DO THIS: Would you output the whole listing below, exactly as it reads?

-=-=-

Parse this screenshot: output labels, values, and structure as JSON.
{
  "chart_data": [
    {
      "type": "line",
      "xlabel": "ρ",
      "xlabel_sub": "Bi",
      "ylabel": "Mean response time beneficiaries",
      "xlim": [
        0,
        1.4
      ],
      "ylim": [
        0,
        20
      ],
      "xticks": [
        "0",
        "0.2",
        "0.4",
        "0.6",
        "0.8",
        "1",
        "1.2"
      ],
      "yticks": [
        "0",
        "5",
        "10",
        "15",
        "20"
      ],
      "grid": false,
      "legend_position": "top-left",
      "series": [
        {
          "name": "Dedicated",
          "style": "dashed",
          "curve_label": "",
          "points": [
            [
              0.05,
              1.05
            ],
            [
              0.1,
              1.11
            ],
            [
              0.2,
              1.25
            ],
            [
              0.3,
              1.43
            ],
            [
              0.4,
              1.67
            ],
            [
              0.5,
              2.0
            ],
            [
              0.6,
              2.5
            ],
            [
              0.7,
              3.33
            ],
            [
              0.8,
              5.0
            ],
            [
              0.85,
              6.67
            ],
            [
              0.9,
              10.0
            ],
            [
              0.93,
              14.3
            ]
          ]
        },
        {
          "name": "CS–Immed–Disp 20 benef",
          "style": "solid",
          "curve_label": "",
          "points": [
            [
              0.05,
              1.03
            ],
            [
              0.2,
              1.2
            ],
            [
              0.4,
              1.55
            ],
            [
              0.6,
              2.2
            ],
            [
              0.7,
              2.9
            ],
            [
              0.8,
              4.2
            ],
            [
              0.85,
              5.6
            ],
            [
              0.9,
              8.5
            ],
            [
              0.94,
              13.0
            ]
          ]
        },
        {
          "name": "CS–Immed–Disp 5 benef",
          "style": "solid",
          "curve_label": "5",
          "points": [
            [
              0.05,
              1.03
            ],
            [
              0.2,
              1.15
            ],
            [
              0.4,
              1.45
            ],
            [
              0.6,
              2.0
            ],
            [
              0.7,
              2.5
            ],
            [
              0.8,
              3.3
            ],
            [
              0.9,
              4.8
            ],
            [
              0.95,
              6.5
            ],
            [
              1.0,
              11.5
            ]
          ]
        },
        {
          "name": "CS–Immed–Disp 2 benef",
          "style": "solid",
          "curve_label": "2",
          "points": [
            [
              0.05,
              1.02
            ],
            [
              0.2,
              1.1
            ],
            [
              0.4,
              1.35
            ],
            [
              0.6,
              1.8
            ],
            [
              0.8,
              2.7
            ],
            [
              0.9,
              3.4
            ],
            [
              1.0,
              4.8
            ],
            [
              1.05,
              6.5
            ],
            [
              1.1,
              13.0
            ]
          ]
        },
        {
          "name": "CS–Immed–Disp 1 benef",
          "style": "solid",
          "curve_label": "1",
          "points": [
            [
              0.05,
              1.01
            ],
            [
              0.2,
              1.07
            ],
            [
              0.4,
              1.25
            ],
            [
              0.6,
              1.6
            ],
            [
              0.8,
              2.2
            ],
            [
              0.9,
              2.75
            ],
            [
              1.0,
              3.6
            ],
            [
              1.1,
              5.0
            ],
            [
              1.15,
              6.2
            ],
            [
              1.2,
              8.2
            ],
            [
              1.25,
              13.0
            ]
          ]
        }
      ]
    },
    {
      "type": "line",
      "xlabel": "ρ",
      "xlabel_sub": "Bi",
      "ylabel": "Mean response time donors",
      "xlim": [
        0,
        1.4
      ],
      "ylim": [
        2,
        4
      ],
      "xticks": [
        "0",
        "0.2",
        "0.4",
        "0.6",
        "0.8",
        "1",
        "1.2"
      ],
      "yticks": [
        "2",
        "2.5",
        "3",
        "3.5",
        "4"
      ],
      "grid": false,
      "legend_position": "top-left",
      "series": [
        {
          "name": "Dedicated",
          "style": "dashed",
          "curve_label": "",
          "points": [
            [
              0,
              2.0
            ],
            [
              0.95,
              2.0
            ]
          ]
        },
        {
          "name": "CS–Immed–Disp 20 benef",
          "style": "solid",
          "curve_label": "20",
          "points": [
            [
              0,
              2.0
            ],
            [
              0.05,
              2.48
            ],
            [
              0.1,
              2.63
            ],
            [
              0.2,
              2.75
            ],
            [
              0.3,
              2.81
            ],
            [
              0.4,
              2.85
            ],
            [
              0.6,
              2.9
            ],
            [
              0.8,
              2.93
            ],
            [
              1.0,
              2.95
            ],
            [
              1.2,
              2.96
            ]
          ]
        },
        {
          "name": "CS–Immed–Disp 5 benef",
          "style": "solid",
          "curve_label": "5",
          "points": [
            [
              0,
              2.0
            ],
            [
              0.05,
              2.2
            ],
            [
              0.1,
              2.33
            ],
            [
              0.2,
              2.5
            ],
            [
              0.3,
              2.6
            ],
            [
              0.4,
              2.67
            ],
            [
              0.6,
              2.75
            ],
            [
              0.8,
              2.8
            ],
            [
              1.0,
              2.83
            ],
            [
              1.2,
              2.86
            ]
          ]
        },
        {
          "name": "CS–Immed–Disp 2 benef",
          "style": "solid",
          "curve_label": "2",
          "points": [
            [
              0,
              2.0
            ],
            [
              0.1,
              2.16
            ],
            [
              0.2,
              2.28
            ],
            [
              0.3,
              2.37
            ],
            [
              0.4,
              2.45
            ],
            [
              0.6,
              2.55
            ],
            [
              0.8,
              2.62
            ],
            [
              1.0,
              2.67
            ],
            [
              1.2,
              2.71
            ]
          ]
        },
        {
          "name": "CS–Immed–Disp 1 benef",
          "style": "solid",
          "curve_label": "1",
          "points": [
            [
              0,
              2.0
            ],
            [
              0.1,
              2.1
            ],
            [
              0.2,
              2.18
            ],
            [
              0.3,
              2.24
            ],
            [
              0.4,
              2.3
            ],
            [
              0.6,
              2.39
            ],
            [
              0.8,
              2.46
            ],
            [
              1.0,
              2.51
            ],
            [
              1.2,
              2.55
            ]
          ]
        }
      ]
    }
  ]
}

-=-=-

TASK RESPONSE:
Parse this screenshot: output labels, values, and structure as JSON.
{
  "chart_data": [
    {
      "type": "line",
      "xlabel": "ρ",
      "xlabel_sub": "Bi",
      "ylabel": "Mean response time beneficiaries",
      "xlim": [
        0,
        1.4
      ],
      "ylim": [
        0,
        20
      ],
      "xticks": [
        "0",
        "0.2",
        "0.4",
        "0.6",
        "0.8",
        "1",
        "1.2"
      ],
      "yticks": [
        "0",
        "5",
        "10",
        "15",
        "20"
      ],
      "grid": false,
      "legend_position": "top-left",
      "series": [
        {
          "name": "Dedicated",
          "style": "dashed",
          "curve_label": "",
          "points": [
            [
              0.05,
              1.05
            ],
            [
              0.1,
              1.11
            ],
            [
              0.2,
              1.25
            ],
            [
              0.3,
              1.43
            ],
            [
              0.4,
              1.67
            ],
            [
              0.5,
              2.0
            ],
            [
              0.6,
              2.5
            ],
            [
              0.7,
              3.33
            ],
            [
              0.8,
              5.0
            ],
            [
              0.85,
              6.67
            ],
            [
              0.9,
              10.0
            ],
            [
              0.93,
              14.3
            ]
          ]
        },
        {
          "name": "CS–Immed–Disp 20 benef",
          "style": "solid",
          "curve_label": "",
          "points": [
            [
              0.05,
              1.03
            ],
            [
              0.2,
              1.2
            ],
            [
              0.4,
              1.55
            ],
            [
              0.6,
              2.2
            ],
            [
              0.7,
              2.9
            ],
            [
              0.8,
              4.2
            ],
            [
              0.85,
              5.6
            ],
            [
              0.9,
              8.5
            ],
            [
              0.94,
              13.0
            ]
          ]
        },
        {
          "name": "CS–Immed–Disp 5 benef",
          "style": "solid",
          "curve_label": "5",
          "points": [
            [
              0.05,
              1.03
            ],
            [
              0.2,
              1.15
            ],
            [
              0.4,
              1.45
            ],
            [
              0.6,
              2.0
            ],
            [
              0.7,
              2.5
            ],
            [
              0.8,
              3.3
            ],
            [
              0.9,
              4.8
            ],
            [
              0.95,
              6.5
            ],
            [
              1.0,
              11.5
            ]
          ]
        },
        {
          "name": "CS–Immed–Disp 2 benef",
          "style": "solid",
          "curve_label": "2",
          "points": [
            [
              0.05,
              1.02
            ],
            [
              0.2,
              1.1
            ],
            [
              0.4,
              1.35
            ],
            [
              0.6,
              1.8
            ],
            [
              0.8,
              2.7
            ],
            [
              0.9,
              3.4
            ],
            [
              1.0,
              4.8
            ],
            [
              1.05,
              6.5
            ],
            [
              1.1,
              13.0
            ]
          ]
        },
        {
          "name": "CS–Immed–Disp 1 benef",
          "style": "solid",
          "curve_label": "1",
          "points": [
            [
              0.05,
              1.01
            ],
            [
              0.2,
              1.07
            ],
            [
              0.4,
              1.25
            ],
            [
              0.6,
              1.6
            ],
            [
              0.8,
              2.2
            ],
            [
              0.9,
              2.75
            ],
            [
              1.0,
              3.6
            ],
            [
              1.1,
              5.0
            ],
            [
              1.15,
              6.2
            ],
            [
              1.2,
              8.2
            ],
            [
              1.25,
              13.0
            ]
          ]
        }
      ]
    },
    {
      "type": "line",
      "xlabel": "ρ",
      "xlabel_sub": "Bi",
      "ylabel": "Mean response time donors",
      "xlim": [
        0,
        1.4
      ],
      "ylim": [
        2,
        4
      ],
      "xticks": [
        "0",
        "0.2",
        "0.4",
        "0.6",
        "0.8",
        "1",
        "1.2"
      ],
      "yticks": [
        "2",
        "2.5",
        "3",
        "3.5",
        "4"
      ],
      "grid": false,
      "legend_position": "top-left",
      "series": [
        {
          "name": "Dedicated",
          "style": "dashed",
          "curve_label": "",
          "points": [
            [
              0,
              2.0
            ],
            [
              0.95,
              2.0
            ]
          ]
        },
        {
          "name": "CS–Immed–Disp 20 benef",
          "style": "solid",
          "curve_label": "20",
          "points": [
            [
              0,
              2.0
            ],
            [
              0.05,
              2.48
            ],
            [
              0.1,
              2.63
            ],
            [
              0.2,
              2.75
            ],
            [
              0.3,
              2.81
            ],
            [
              0.4,
              2.85
            ],
            [
              0.6,
              2.9
            ],
            [
              0.8,
              2.93
            ],
            [
              1.0,
              2.95
            ],
            [
              1.2,
              2.96
            ]
          ]
        },
        {
          "name": "CS–Immed–Disp 5 benef",
          "style": "solid",
          "curve_label": "5",
          "points": [
            [
              0,
              2.0
            ],
            [
              0.05,
              2.2
            ],
            [
              0.1,
              2.33
            ],
            [
              0.2,
              2.5
            ],
            [
              0.3,
              2.6
            ],
            [
              0.4,
              2.67
            ],
            [
              0.6,
              2.75
            ],
            [
              0.8,
              2.8
            ],
            [
              1.0,
              2.83
            ],
            [
              1.2,
              2.86
            ]
          ]
        },
        {
          "name": "CS–Immed–Disp 2 benef",
          "style": "solid",
          "curve_label": "2",
          "points": [
            [
              0,
              2.0
            ],
            [
              0.1,
              2.16
            ],
            [
              0.2,
              2.28
            ],
            [
              0.3,
              2.37
            ],
            [
              0.4,
              2.45
            ],
            [
              0.6,
              2.55
            ],
            [
              0.8,
              2.62
            ],
            [
              1.0,
              2.67
            ],
            [
              1.2,
              2.71
            ]
          ]
        },
        {
          "name": "CS–Immed–Disp 1 benef",
          "style": "solid",
          "curve_label": "1",
          "points": [
            [
              0,
              2.0
            ],
            [
              0.1,
              2.1
            ],
            [
              0.2,
              2.18
            ],
            [
              0.3,
              2.24
            ],
            [
              0.4,
              2.3
            ],
            [
              0.6,
              2.39
            ],
            [
              0.8,
              2.46
            ],
            [
              1.0,
              2.51
            ],
            [
              1.2,
              2.55
            ]
          ]
        }
      ]
    }
  ]
}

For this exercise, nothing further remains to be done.